Bounding box annotations
========

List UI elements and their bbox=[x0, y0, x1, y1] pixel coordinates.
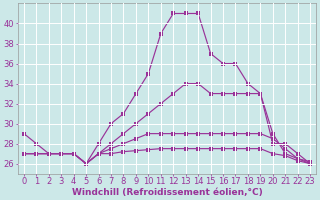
X-axis label: Windchill (Refroidissement éolien,°C): Windchill (Refroidissement éolien,°C) bbox=[72, 188, 262, 197]
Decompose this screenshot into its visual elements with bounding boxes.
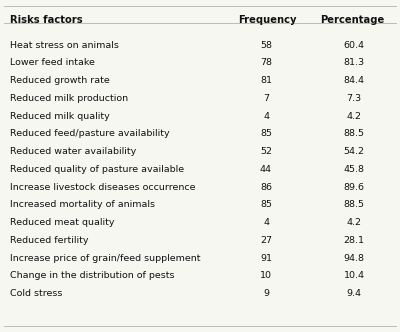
- Text: Reduced milk quality: Reduced milk quality: [10, 112, 110, 121]
- Text: Reduced milk production: Reduced milk production: [10, 94, 128, 103]
- Text: 86: 86: [260, 183, 272, 192]
- Text: 4.2: 4.2: [346, 218, 362, 227]
- Text: 45.8: 45.8: [344, 165, 364, 174]
- Text: 27: 27: [260, 236, 272, 245]
- Text: 7.3: 7.3: [346, 94, 362, 103]
- Text: 88.5: 88.5: [344, 129, 364, 138]
- Text: 91: 91: [260, 254, 272, 263]
- Text: 7: 7: [263, 94, 269, 103]
- Text: Increase price of grain/feed supplement: Increase price of grain/feed supplement: [10, 254, 200, 263]
- Text: 54.2: 54.2: [344, 147, 364, 156]
- Text: Reduced feed/pasture availability: Reduced feed/pasture availability: [10, 129, 170, 138]
- Text: Reduced fertility: Reduced fertility: [10, 236, 88, 245]
- Text: Reduced growth rate: Reduced growth rate: [10, 76, 110, 85]
- Text: 89.6: 89.6: [344, 183, 364, 192]
- Text: 60.4: 60.4: [344, 41, 364, 49]
- Text: Lower feed intake: Lower feed intake: [10, 58, 95, 67]
- Text: 58: 58: [260, 41, 272, 49]
- Text: 94.8: 94.8: [344, 254, 364, 263]
- Text: 85: 85: [260, 200, 272, 209]
- Text: 78: 78: [260, 58, 272, 67]
- Text: Change in the distribution of pests: Change in the distribution of pests: [10, 272, 174, 281]
- Text: Risks factors: Risks factors: [10, 15, 83, 25]
- Text: Increased mortality of animals: Increased mortality of animals: [10, 200, 155, 209]
- Text: 9: 9: [263, 289, 269, 298]
- Text: 44: 44: [260, 165, 272, 174]
- Text: Reduced meat quality: Reduced meat quality: [10, 218, 114, 227]
- Text: 28.1: 28.1: [344, 236, 364, 245]
- Text: Frequency: Frequency: [238, 15, 296, 25]
- Text: 4.2: 4.2: [346, 112, 362, 121]
- Text: 84.4: 84.4: [344, 76, 364, 85]
- Text: Percentage: Percentage: [320, 15, 384, 25]
- Text: 88.5: 88.5: [344, 200, 364, 209]
- Text: Reduced quality of pasture available: Reduced quality of pasture available: [10, 165, 184, 174]
- Text: Cold stress: Cold stress: [10, 289, 62, 298]
- Text: Reduced water availability: Reduced water availability: [10, 147, 136, 156]
- Text: Heat stress on animals: Heat stress on animals: [10, 41, 119, 49]
- Text: 10.4: 10.4: [344, 272, 364, 281]
- Text: 81: 81: [260, 76, 272, 85]
- Text: 9.4: 9.4: [346, 289, 362, 298]
- Text: 4: 4: [263, 112, 269, 121]
- Text: 85: 85: [260, 129, 272, 138]
- Text: 52: 52: [260, 147, 272, 156]
- Text: 10: 10: [260, 272, 272, 281]
- Text: 4: 4: [263, 218, 269, 227]
- Text: 81.3: 81.3: [344, 58, 364, 67]
- Text: Increase livestock diseases occurrence: Increase livestock diseases occurrence: [10, 183, 196, 192]
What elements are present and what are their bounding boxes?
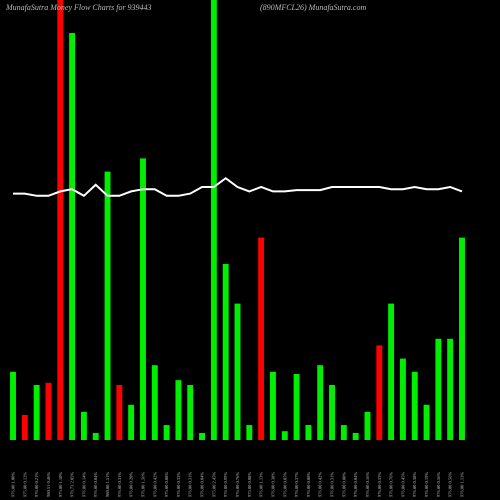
bar xyxy=(163,425,170,440)
chart-title: MunafaSutra Money Flow Charts for 939443 xyxy=(5,3,152,12)
bar xyxy=(329,385,335,440)
x-tick-label: 976.00 1.13% xyxy=(259,472,264,497)
x-tick-label: 976.00 0.31% xyxy=(330,472,335,497)
bar xyxy=(45,382,52,440)
bar xyxy=(57,0,64,440)
x-tick-label: 975.00 0.08% xyxy=(247,472,252,497)
bar xyxy=(411,371,418,440)
x-tick-label: 976.00 0.08% xyxy=(306,472,311,497)
bar xyxy=(340,425,347,440)
bar xyxy=(104,171,111,440)
x-tick-label: 976.00 0.04% xyxy=(93,472,98,497)
x-tick-label: 976.00 0.05% xyxy=(282,472,287,497)
x-tick-label: 976.00 0.20% xyxy=(129,472,134,497)
bar xyxy=(447,338,454,440)
bar xyxy=(317,365,324,440)
bar xyxy=(399,358,406,440)
x-tick-label: 976.00 0.08% xyxy=(341,472,346,497)
bar xyxy=(281,431,288,440)
bar xyxy=(175,380,182,440)
bar xyxy=(364,411,371,440)
x-tick-label: 980.00 1.51% xyxy=(105,472,110,497)
x-tick-label: 976.00 0.38% xyxy=(270,472,275,497)
x-tick-label: 976.00 0.76% xyxy=(389,472,394,497)
bar xyxy=(258,237,265,440)
x-tick-label: 976.00 0.42% xyxy=(318,472,323,497)
x-tick-label: 976.73 2.05% xyxy=(70,472,75,497)
bar xyxy=(459,237,465,440)
bar xyxy=(80,411,87,440)
x-tick-label: 980.51 0.46% xyxy=(46,472,51,497)
x-tick-label: 976.00 0.31% xyxy=(117,472,122,497)
bar xyxy=(116,385,123,440)
bar xyxy=(246,425,253,440)
bar xyxy=(92,432,99,440)
x-tick-label: 976.00 0.56% xyxy=(448,472,453,497)
price-line xyxy=(13,176,463,198)
bar xyxy=(33,385,40,440)
bar xyxy=(187,385,194,440)
x-tick-label: 976.00 1.56% xyxy=(140,472,145,497)
bar xyxy=(128,404,135,440)
chart-subtitle: (890MFCL26) MunafaSutra.com xyxy=(260,3,366,12)
x-tick-label: 976.00 0.38% xyxy=(412,472,417,497)
bar xyxy=(21,414,28,440)
bar xyxy=(69,33,76,440)
x-tick-label: 976.00 1.00% xyxy=(11,472,16,497)
x-tick-label: 976.00 0.19% xyxy=(424,472,429,497)
x-tick-label: 976.00 1.13% xyxy=(460,472,465,497)
x-tick-label: 976.00 0.53% xyxy=(377,472,382,497)
x-tick-label: 976.00 0.76% xyxy=(235,472,240,497)
bar xyxy=(210,0,217,440)
bar xyxy=(140,158,146,440)
x-tick-label: 975.00 0.08% xyxy=(164,472,169,497)
bar xyxy=(376,345,383,440)
bar xyxy=(423,404,430,440)
x-tick-label: 976.00 0.04% xyxy=(353,472,358,497)
x-tick-label: 975.00 1.10% xyxy=(58,472,63,497)
bar xyxy=(269,371,276,440)
bar xyxy=(388,303,395,440)
x-tick-label: 976.00 0.45% xyxy=(400,472,405,497)
x-tick-label: 975.00 2.45% xyxy=(211,472,216,497)
bar xyxy=(352,432,359,440)
x-tick-label: 976.00 0.04% xyxy=(200,472,205,497)
bar xyxy=(305,425,312,440)
x-tick-label: 976.00 0.99% xyxy=(223,472,228,497)
bar xyxy=(293,374,300,440)
bar xyxy=(435,338,442,440)
x-tick-label: 976.00 0.21% xyxy=(34,472,39,497)
bar xyxy=(234,303,241,440)
x-tick-label: 976.00 0.37% xyxy=(294,472,299,497)
x-tick-label: 976.00 0.16% xyxy=(365,472,370,497)
x-tick-label: 976.00 0.56% xyxy=(436,472,441,497)
x-tick-label: 976.00 0.42% xyxy=(152,472,157,497)
bar xyxy=(10,371,16,440)
bar xyxy=(222,264,229,440)
x-tick-label: 975.00 0.12% xyxy=(22,472,27,497)
x-tick-label: 976.00 0.14% xyxy=(81,472,86,497)
x-tick-label: 976.00 0.31% xyxy=(188,472,193,497)
bar xyxy=(199,432,206,440)
x-tick-label: 976.00 0.33% xyxy=(176,472,181,497)
bar xyxy=(151,365,158,440)
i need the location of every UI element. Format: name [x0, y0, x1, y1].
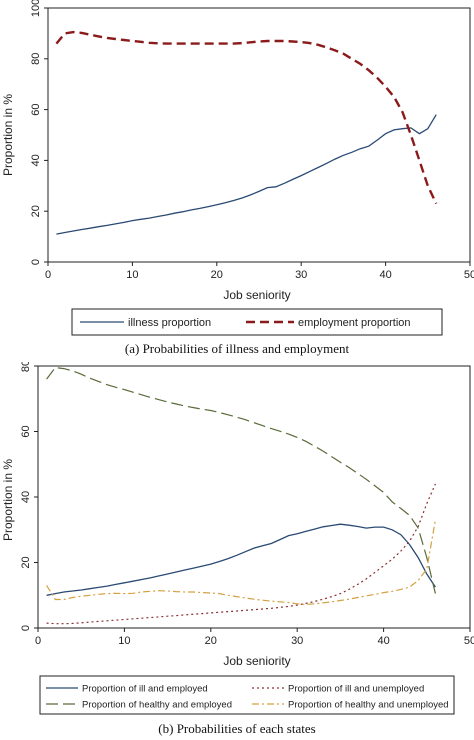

========

PROBLEM TO SOLVE
Count the lines in the listing above that contain the word "their" and reply with the number alone.

CORRECT RESULT
2